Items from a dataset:
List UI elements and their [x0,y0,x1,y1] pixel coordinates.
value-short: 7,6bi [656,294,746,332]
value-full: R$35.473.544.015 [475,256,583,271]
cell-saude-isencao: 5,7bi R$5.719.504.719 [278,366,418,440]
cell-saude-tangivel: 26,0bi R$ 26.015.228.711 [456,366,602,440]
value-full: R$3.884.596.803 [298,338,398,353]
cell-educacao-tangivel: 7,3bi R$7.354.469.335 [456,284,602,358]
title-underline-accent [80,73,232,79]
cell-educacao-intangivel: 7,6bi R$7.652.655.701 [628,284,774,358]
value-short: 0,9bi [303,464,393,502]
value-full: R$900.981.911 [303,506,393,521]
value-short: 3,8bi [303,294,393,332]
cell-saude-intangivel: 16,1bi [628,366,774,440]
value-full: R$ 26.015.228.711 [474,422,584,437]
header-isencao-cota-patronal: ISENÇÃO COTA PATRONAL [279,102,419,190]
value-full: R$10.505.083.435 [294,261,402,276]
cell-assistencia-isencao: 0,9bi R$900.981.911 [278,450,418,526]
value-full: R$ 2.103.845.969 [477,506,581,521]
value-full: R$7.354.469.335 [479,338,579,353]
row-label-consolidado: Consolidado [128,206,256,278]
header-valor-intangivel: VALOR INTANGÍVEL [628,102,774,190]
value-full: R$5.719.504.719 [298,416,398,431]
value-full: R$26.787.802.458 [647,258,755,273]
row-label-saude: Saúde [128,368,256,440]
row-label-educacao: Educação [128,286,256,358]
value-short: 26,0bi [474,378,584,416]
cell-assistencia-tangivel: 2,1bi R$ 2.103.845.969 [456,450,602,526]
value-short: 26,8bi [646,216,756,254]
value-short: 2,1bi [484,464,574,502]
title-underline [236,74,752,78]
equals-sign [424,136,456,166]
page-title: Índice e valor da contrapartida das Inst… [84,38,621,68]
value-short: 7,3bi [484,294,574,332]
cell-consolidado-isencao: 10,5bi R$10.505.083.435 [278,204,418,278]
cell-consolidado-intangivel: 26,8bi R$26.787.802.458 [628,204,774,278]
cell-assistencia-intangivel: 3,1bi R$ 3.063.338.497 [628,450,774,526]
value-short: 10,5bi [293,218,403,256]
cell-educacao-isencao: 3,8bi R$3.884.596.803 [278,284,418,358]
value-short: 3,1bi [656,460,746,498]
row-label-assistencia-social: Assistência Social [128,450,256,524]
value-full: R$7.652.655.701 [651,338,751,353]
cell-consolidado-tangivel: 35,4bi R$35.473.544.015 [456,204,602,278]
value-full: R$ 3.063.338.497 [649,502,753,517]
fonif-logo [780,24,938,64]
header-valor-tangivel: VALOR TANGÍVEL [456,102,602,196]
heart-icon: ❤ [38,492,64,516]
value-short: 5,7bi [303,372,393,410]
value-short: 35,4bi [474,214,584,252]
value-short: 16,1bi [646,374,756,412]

What to work on:
Reproduce the listing above verbatim, from its first line down to the line holding "header-valor-tangivel: VALOR TANGÍVEL", inclusive.

Written response:
List UI elements and their [x0,y0,x1,y1] pixel coordinates.
value-short: 7,6bi [656,294,746,332]
value-full: R$35.473.544.015 [475,256,583,271]
cell-saude-isencao: 5,7bi R$5.719.504.719 [278,366,418,440]
cell-saude-tangivel: 26,0bi R$ 26.015.228.711 [456,366,602,440]
value-full: R$3.884.596.803 [298,338,398,353]
cell-educacao-tangivel: 7,3bi R$7.354.469.335 [456,284,602,358]
title-underline-accent [80,73,232,79]
cell-educacao-intangivel: 7,6bi R$7.652.655.701 [628,284,774,358]
value-short: 0,9bi [303,464,393,502]
value-full: R$900.981.911 [303,506,393,521]
value-short: 3,8bi [303,294,393,332]
cell-saude-intangivel: 16,1bi [628,366,774,440]
value-full: R$ 26.015.228.711 [474,422,584,437]
header-isencao-cota-patronal: ISENÇÃO COTA PATRONAL [279,102,419,190]
value-full: R$10.505.083.435 [294,261,402,276]
cell-assistencia-isencao: 0,9bi R$900.981.911 [278,450,418,526]
value-full: R$ 2.103.845.969 [477,506,581,521]
value-full: R$7.354.469.335 [479,338,579,353]
row-label-consolidado: Consolidado [128,206,256,278]
header-valor-intangivel: VALOR INTANGÍVEL [628,102,774,190]
value-full: R$5.719.504.719 [298,416,398,431]
value-full: R$26.787.802.458 [647,258,755,273]
row-label-saude: Saúde [128,368,256,440]
row-label-educacao: Educação [128,286,256,358]
value-short: 26,0bi [474,378,584,416]
cell-assistencia-tangivel: 2,1bi R$ 2.103.845.969 [456,450,602,526]
value-short: 26,8bi [646,216,756,254]
value-short: 2,1bi [484,464,574,502]
title-underline [236,74,752,78]
equals-sign [424,136,456,166]
page-title: Índice e valor da contrapartida das Inst… [84,38,621,68]
value-short: 7,3bi [484,294,574,332]
cell-consolidado-isencao: 10,5bi R$10.505.083.435 [278,204,418,278]
cell-consolidado-intangivel: 26,8bi R$26.787.802.458 [628,204,774,278]
cell-assistencia-intangivel: 3,1bi R$ 3.063.338.497 [628,450,774,526]
value-short: 10,5bi [293,218,403,256]
cell-educacao-isencao: 3,8bi R$3.884.596.803 [278,284,418,358]
value-short: 3,1bi [656,460,746,498]
row-label-assistencia-social: Assistência Social [128,450,256,524]
value-full: R$7.652.655.701 [651,338,751,353]
cell-consolidado-tangivel: 35,4bi R$35.473.544.015 [456,204,602,278]
value-full: R$ 3.063.338.497 [649,502,753,517]
fonif-logo [780,24,938,64]
header-valor-tangivel: VALOR TANGÍVEL [456,102,602,196]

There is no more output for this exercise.